Objective
Find and return each line containing "protostrator".

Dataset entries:
- - - - - - -

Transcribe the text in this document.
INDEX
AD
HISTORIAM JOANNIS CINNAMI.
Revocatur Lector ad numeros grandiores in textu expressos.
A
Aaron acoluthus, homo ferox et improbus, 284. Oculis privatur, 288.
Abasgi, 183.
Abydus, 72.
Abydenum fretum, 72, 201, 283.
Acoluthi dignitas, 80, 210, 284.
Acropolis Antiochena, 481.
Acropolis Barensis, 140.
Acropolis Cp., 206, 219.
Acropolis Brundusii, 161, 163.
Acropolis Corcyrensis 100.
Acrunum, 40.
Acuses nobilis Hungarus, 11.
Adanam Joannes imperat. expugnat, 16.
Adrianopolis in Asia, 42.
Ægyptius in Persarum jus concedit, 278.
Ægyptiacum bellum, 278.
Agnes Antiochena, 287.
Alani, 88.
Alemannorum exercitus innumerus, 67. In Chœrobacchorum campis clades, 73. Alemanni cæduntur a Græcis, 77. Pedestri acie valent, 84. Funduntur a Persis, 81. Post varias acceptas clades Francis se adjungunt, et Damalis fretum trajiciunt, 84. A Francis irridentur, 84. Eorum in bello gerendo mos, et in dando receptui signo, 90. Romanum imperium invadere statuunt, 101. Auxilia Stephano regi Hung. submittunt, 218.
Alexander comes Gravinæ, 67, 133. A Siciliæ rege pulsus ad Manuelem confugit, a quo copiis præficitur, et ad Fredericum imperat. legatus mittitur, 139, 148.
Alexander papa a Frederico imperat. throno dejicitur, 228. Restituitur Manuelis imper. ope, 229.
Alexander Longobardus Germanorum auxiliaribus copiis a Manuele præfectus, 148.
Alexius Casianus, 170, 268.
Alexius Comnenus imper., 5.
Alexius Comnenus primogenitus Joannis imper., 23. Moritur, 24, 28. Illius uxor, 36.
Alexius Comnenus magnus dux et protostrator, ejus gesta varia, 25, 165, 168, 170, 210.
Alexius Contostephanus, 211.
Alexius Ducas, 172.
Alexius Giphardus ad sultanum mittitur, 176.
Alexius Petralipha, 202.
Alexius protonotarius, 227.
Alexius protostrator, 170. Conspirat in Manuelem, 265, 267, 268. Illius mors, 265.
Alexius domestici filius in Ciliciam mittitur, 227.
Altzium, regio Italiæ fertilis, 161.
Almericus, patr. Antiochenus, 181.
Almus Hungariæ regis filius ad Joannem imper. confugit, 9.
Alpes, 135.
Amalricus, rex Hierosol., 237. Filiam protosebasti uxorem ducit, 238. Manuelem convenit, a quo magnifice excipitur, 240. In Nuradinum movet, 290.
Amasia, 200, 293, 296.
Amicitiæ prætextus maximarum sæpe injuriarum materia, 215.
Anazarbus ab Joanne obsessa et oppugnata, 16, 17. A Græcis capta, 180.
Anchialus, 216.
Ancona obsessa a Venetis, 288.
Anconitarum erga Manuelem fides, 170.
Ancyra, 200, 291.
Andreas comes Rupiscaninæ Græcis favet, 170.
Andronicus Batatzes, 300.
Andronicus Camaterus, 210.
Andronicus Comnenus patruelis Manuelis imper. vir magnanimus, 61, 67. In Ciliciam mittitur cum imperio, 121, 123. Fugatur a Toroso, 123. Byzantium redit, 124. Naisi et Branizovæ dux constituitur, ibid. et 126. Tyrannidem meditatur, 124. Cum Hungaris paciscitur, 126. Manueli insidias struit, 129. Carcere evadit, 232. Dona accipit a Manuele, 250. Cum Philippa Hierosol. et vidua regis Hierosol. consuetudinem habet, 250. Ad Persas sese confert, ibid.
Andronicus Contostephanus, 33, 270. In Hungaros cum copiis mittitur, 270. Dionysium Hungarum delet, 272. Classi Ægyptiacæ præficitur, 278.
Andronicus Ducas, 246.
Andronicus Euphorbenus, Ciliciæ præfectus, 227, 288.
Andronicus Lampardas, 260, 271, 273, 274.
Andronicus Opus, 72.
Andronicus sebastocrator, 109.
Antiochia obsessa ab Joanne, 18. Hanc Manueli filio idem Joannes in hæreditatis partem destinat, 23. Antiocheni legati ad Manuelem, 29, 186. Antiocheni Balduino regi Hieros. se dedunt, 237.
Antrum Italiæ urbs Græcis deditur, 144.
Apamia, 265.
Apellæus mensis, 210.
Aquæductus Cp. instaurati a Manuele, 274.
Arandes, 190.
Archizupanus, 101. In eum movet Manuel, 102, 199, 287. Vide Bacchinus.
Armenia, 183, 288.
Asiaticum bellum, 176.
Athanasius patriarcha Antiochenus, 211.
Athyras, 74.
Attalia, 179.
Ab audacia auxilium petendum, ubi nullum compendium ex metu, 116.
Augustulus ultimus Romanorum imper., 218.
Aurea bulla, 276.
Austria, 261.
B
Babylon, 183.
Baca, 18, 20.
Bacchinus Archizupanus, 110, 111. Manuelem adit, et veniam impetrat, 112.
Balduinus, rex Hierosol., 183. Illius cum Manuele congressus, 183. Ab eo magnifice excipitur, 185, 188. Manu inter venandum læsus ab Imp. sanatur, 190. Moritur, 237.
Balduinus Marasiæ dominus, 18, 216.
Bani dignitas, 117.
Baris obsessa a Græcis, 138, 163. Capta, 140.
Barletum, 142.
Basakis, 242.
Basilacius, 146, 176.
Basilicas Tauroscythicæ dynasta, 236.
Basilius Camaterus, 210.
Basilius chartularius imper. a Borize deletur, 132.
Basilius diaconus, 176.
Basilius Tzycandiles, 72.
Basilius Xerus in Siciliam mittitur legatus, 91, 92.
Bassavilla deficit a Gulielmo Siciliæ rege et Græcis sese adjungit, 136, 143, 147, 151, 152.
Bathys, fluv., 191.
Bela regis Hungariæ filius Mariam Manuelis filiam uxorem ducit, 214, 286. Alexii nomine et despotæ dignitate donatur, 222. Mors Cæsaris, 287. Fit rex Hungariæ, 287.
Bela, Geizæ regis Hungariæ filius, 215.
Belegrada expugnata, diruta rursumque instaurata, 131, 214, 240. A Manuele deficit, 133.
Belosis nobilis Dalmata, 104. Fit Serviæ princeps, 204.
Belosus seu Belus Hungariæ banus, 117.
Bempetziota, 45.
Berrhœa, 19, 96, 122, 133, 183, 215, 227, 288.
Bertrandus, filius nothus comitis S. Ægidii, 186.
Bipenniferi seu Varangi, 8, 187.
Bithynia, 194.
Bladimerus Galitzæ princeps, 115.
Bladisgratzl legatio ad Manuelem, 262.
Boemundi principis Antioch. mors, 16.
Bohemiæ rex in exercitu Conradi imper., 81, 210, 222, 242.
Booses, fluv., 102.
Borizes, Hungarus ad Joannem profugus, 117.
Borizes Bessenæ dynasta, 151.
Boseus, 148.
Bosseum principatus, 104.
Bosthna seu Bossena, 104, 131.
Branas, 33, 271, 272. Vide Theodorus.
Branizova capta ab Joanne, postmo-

- - - - - - -

Solution
Alexius Comnenus magnus dux et protostrator, ejus gesta varia, 25, 165, 168, 170, 210.
Alexius protostrator, 170. Conspirat in Manuelem, 265, 267, 268. Illius mors, 265.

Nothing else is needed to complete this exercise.